**Goal**.
Return the records exactly as they are.

+++ Data excerpts +++

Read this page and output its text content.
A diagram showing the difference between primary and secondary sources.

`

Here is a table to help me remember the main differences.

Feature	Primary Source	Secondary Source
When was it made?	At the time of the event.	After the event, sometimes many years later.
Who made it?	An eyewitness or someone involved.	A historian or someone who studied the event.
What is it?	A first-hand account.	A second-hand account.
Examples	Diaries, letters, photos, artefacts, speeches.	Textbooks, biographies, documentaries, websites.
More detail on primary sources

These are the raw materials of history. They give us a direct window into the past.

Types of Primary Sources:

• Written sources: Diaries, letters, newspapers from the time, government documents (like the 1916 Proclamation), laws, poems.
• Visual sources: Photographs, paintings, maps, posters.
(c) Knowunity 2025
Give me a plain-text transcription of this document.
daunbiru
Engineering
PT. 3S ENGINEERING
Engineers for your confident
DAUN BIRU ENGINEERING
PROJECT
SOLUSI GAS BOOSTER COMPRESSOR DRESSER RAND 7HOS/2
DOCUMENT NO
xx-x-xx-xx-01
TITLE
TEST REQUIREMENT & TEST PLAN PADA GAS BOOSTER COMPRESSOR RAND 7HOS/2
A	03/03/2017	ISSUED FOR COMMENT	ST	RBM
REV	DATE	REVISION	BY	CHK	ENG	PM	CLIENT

+++

**Completed task**.
Read this page and output its text content.
A diagram showing the difference between primary and secondary sources.

`

Here is a table to help me remember the main differences.

Feature	Primary Source	Secondary Source
When was it made?	At the time of the event.	After the event, sometimes many years later.
Who made it?	An eyewitness or someone involved.	A historian or someone who studied the event.
What is it?	A first-hand account.	A second-hand account.
Examples	Diaries, letters, photos, artefacts, speeches.	Textbooks, biographies, documentaries, websites.
More detail on primary sources

These are the raw materials of history. They give us a direct window into the past.

Types of Primary Sources:

• Written sources: Diaries, letters, newspapers from the time, government documents (like the 1916 Proclamation), laws, poems.
• Visual sources: Photographs, paintings, maps, posters.
(c) Knowunity 2025
Give me a plain-text transcription of this document.
daunbiru
Engineering
PT. 3S ENGINEERING
Engineers for your confident
DAUN BIRU ENGINEERING
PROJECT
SOLUSI GAS BOOSTER COMPRESSOR DRESSER RAND 7HOS/2
DOCUMENT NO
xx-x-xx-xx-01
TITLE
TEST REQUIREMENT & TEST PLAN PADA GAS BOOSTER COMPRESSOR RAND 7HOS/2
A	03/03/2017	ISSUED FOR COMMENT	ST	RBM
REV	DATE	REVISION	BY	CHK	ENG	PM	CLIENT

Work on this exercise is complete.